Dataset entries on figures

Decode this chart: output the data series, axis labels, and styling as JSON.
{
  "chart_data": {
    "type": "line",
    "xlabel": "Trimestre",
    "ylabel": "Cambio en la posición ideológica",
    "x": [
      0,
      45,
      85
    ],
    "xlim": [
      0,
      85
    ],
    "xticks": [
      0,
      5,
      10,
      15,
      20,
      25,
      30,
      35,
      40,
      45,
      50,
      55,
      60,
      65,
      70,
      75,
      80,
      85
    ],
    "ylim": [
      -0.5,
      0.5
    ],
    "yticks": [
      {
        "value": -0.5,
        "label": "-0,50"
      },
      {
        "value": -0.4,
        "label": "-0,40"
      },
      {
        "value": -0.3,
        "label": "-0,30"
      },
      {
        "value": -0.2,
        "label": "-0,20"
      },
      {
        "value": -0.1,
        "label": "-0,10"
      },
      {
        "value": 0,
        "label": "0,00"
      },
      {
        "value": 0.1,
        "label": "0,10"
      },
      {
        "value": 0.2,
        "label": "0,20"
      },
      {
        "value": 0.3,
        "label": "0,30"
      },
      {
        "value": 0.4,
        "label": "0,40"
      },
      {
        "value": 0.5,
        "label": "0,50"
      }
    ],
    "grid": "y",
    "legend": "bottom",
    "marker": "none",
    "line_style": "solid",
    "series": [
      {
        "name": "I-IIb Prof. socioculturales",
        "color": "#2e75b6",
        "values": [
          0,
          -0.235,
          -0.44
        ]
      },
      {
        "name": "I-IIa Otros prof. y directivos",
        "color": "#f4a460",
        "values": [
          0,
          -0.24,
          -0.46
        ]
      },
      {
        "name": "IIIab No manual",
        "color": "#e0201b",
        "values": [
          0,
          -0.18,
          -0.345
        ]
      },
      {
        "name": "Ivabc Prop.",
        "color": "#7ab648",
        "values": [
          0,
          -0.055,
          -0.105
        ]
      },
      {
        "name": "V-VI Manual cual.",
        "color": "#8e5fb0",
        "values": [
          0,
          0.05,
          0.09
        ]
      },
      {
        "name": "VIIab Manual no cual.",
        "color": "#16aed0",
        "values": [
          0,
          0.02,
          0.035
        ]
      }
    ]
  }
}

-- EXERCISE INSTRUCTIONS --
Copy every line of the entries above in which "name" occurs.

-- ANSWER BELOW --
        "name": "I-IIb Prof. socioculturales",
        "name": "I-IIa Otros prof. y directivos",
        "name": "IIIab No manual",
        "name": "Ivabc Prop.",
        "name": "V-VI Manual cual.",
        "name": "VIIab Manual no cual.",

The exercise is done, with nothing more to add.